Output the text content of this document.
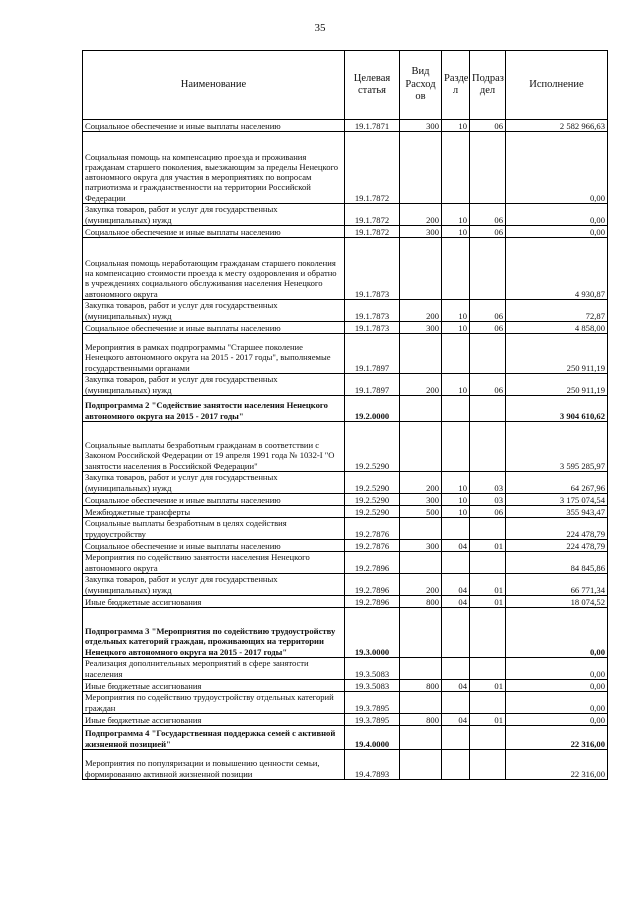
35
Наименование	Целевая статья	Вид Расход ов	Разде л	Подраз дел	Исполнение
Социальное обеспечение и иные выплаты населению	19.1.7871	300	10	06	2 582 966,63
Социальная помощь на компенсацию проезда и проживания гражданам старшего поколения, выезжающим за пределы Ненецкого автономного округа для участия в мероприятиях по вопросам патриотизма и гражданственности на территории Российской Федерации	19.1.7872				0,00
Закупка товаров, работ и услуг для государственных (муниципальных) нужд	19.1.7872	200	10	06	0,00
Социальное обеспечение и иные выплаты населению	19.1.7872	300	10	06	0,00
Социальная помощь неработающим гражданам старшего поколения на компенсацию стоимости проезда к месту оздоровления и обратно в учреждениях социального обслуживания населения Ненецкого автономного округа	19.1.7873				4 930,87
Закупка товаров, работ и услуг для государственных (муниципальных) нужд	19.1.7873	200	10	06	72,87
Социальное обеспечение и иные выплаты населению	19.1.7873	300	10	06	4 858,00
Мероприятия в рамках подпрограммы "Старшее поколение Ненецкого автономного округа на 2015 - 2017 годы", выполняемые государственными органами	19.1.7897				250 911,19
Закупка товаров, работ и услуг для государственных (муниципальных) нужд	19.1.7897	200	10	06	250 911,19
Подпрограмма 2 "Содействие занятости населения Ненецкого автономного округа на 2015 - 2017 годы"	19.2.0000				3 904 610,62
Социальные выплаты безработным гражданам в соответствии с Законом Российской Федерации от 19 апреля 1991 года № 1032-I "О занятости населения в Российской Федерации"	19.2.5290				3 595 285,97
Закупка товаров, работ и услуг для государственных (муниципальных) нужд	19.2.5290	200	10	03	64 267,96
Социальное обеспечение и иные выплаты населению	19.2.5290	300	10	03	3 175 074,54
Межбюджетные трансферты	19.2.5290	500	10	06	355 943,47
Социальные выплаты безработным в целях содействия трудоустройству	19.2.7876				224 478,79
Социальное обеспечение и иные выплаты населению	19.2.7876	300	04	01	224 478,79
Мероприятия по содействию занятости населения Ненецкого автономного округа	19.2.7896				84 845,86
Закупка товаров, работ и услуг для государственных (муниципальных) нужд	19.2.7896	200	04	01	66 771,34
Иные бюджетные ассигнования	19.2.7896	800	04	01	18 074,52
Подпрограмма 3 "Мероприятия по содействию трудоустройству отдельных категорий граждан, проживающих на территории Ненецкого автономного округа на 2015 - 2017 годы"	19.3.0000				0,00
Реализация дополнительных мероприятий в сфере занятости населения	19.3.5083				0,00
Иные бюджетные ассигнования	19.3.5083	800	04	01	0,00
Мероприятия по содействию трудоустройству отдельных категорий граждан	19.3.7895				0,00
Иные бюджетные ассигнования	19.3.7895	800	04	01	0,00
Подпрограмма 4 "Государственная поддержка семей с активной жизненной позицией"	19.4.0000				22 316,00
Мероприятия по популяризации и повышению ценности семьи, формированию активной жизненной позиции	19.4.7893				22 316,00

What to produce:
Every record above should be written out again without change, except that the pictures are left out.

Written solution:
Output the text content of this document.
35
Наименование	Целевая статья	Вид Расход ов	Разде л	Подраз дел	Исполнение
Социальное обеспечение и иные выплаты населению	19.1.7871	300	10	06	2 582 966,63
Социальная помощь на компенсацию проезда и проживания гражданам старшего поколения, выезжающим за пределы Ненецкого автономного округа для участия в мероприятиях по вопросам патриотизма и гражданственности на территории Российской Федерации	19.1.7872				0,00
Закупка товаров, работ и услуг для государственных (муниципальных) нужд	19.1.7872	200	10	06	0,00
Социальное обеспечение и иные выплаты населению	19.1.7872	300	10	06	0,00
Социальная помощь неработающим гражданам старшего поколения на компенсацию стоимости проезда к месту оздоровления и обратно в учреждениях социального обслуживания населения Ненецкого автономного округа	19.1.7873				4 930,87
Закупка товаров, работ и услуг для государственных (муниципальных) нужд	19.1.7873	200	10	06	72,87
Социальное обеспечение и иные выплаты населению	19.1.7873	300	10	06	4 858,00
Мероприятия в рамках подпрограммы "Старшее поколение Ненецкого автономного округа на 2015 - 2017 годы", выполняемые государственными органами	19.1.7897				250 911,19
Закупка товаров, работ и услуг для государственных (муниципальных) нужд	19.1.7897	200	10	06	250 911,19
Подпрограмма 2 "Содействие занятости населения Ненецкого автономного округа на 2015 - 2017 годы"	19.2.0000				3 904 610,62
Социальные выплаты безработным гражданам в соответствии с Законом Российской Федерации от 19 апреля 1991 года № 1032-I "О занятости населения в Российской Федерации"	19.2.5290				3 595 285,97
Закупка товаров, работ и услуг для государственных (муниципальных) нужд	19.2.5290	200	10	03	64 267,96
Социальное обеспечение и иные выплаты населению	19.2.5290	300	10	03	3 175 074,54
Межбюджетные трансферты	19.2.5290	500	10	06	355 943,47
Социальные выплаты безработным в целях содействия трудоустройству	19.2.7876				224 478,79
Социальное обеспечение и иные выплаты населению	19.2.7876	300	04	01	224 478,79
Мероприятия по содействию занятости населения Ненецкого автономного округа	19.2.7896				84 845,86
Закупка товаров, работ и услуг для государственных (муниципальных) нужд	19.2.7896	200	04	01	66 771,34
Иные бюджетные ассигнования	19.2.7896	800	04	01	18 074,52
Подпрограмма 3 "Мероприятия по содействию трудоустройству отдельных категорий граждан, проживающих на территории Ненецкого автономного округа на 2015 - 2017 годы"	19.3.0000				0,00
Реализация дополнительных мероприятий в сфере занятости населения	19.3.5083				0,00
Иные бюджетные ассигнования	19.3.5083	800	04	01	0,00
Мероприятия по содействию трудоустройству отдельных категорий граждан	19.3.7895				0,00
Иные бюджетные ассигнования	19.3.7895	800	04	01	0,00
Подпрограмма 4 "Государственная поддержка семей с активной жизненной позицией"	19.4.0000				22 316,00
Мероприятия по популяризации и повышению ценности семьи, формированию активной жизненной позиции	19.4.7893				22 316,00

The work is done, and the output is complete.